== Excerpted data

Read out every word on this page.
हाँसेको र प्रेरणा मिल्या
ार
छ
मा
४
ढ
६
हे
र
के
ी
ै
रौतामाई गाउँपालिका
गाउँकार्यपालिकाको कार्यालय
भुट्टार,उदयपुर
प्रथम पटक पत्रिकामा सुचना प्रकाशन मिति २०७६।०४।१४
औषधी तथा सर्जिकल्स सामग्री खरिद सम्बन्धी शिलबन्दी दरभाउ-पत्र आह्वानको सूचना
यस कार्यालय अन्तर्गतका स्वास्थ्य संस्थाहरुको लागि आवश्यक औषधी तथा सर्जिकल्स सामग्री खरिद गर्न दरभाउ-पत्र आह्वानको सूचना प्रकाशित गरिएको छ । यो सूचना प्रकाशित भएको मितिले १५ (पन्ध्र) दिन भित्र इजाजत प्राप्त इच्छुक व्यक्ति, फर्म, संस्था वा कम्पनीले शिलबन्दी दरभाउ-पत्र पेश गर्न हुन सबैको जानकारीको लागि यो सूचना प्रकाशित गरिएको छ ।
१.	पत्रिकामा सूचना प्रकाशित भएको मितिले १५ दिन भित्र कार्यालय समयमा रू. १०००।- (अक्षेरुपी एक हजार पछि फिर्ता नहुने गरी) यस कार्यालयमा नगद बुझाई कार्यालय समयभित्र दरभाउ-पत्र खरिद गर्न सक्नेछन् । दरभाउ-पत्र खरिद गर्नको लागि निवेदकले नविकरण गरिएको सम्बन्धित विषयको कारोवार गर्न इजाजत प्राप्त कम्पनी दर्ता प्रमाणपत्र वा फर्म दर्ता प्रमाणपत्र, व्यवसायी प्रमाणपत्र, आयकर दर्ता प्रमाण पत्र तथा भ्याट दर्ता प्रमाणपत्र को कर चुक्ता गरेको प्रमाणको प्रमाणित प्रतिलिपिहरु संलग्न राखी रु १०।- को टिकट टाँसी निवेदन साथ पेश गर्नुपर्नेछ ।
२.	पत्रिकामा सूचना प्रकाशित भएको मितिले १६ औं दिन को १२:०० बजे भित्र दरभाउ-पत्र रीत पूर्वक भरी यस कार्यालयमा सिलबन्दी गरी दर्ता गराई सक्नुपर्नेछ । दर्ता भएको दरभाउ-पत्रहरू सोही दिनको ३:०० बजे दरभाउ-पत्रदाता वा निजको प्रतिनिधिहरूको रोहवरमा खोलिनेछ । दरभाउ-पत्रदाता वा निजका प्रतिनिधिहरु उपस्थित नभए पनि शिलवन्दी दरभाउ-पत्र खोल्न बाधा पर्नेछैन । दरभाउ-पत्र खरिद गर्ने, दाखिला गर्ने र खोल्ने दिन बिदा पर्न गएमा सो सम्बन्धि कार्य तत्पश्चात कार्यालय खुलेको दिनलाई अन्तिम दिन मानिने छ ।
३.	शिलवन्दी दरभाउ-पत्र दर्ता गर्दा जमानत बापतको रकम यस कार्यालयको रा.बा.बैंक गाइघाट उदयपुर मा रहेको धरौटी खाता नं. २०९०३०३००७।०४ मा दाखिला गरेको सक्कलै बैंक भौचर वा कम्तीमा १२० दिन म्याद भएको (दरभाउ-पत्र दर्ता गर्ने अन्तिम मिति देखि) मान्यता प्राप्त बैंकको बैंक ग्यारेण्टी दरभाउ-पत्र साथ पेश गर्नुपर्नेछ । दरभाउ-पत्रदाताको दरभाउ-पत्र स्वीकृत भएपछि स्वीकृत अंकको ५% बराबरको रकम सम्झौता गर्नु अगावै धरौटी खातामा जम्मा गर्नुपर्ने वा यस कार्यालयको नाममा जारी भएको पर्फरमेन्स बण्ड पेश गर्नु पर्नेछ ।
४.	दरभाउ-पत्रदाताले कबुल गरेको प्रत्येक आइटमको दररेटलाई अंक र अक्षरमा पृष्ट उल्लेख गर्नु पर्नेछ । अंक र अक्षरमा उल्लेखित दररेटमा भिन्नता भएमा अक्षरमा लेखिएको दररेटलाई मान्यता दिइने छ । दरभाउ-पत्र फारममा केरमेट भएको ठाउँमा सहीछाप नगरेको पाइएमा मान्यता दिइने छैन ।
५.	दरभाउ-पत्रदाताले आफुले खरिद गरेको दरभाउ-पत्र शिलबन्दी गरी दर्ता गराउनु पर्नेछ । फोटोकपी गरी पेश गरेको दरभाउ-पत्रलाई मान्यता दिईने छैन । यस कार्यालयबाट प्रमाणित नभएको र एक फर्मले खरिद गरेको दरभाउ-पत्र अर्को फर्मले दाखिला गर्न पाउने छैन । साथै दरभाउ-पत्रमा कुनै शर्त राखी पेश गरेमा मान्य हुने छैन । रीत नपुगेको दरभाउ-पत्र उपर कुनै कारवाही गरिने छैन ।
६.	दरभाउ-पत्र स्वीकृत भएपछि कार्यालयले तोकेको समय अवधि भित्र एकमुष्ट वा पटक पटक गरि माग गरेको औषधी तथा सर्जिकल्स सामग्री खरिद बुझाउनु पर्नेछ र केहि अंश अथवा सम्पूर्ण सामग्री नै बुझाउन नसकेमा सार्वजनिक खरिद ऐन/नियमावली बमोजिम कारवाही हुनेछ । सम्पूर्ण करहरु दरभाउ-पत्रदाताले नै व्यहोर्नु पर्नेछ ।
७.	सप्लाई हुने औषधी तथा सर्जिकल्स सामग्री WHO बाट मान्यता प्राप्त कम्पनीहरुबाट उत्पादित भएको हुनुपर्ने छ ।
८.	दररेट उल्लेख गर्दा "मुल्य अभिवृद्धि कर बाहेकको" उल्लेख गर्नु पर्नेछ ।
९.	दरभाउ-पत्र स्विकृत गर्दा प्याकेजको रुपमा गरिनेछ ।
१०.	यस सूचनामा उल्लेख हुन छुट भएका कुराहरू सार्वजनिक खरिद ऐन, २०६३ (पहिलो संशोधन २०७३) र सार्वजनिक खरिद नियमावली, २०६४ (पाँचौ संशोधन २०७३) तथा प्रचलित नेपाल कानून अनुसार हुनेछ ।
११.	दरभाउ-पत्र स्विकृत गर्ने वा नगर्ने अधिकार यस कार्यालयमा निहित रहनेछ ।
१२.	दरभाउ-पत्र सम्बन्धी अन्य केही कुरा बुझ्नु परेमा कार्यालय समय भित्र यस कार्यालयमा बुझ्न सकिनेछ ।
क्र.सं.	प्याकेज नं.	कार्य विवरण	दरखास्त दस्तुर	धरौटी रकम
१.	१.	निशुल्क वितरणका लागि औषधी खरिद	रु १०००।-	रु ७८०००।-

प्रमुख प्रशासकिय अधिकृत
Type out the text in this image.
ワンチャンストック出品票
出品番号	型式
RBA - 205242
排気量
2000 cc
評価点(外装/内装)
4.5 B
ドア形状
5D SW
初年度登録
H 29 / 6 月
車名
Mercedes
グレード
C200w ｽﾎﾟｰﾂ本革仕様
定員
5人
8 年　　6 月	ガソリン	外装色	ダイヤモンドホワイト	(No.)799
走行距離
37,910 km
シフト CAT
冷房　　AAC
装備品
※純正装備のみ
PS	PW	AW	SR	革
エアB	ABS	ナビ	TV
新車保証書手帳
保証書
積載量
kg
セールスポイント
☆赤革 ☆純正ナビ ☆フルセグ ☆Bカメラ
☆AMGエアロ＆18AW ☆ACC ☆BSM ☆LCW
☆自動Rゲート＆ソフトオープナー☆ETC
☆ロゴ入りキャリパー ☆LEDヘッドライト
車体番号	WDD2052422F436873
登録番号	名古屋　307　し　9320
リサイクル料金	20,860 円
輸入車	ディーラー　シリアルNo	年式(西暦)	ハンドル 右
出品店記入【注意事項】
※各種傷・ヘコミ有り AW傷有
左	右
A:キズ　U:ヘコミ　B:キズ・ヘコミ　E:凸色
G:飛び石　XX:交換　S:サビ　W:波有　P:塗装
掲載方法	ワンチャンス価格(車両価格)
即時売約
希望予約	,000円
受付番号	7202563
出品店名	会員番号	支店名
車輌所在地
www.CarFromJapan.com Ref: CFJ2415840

====

Exercise directions = Your answer should be a single number: how many lines of the material contain the word "this".

Correct output = 2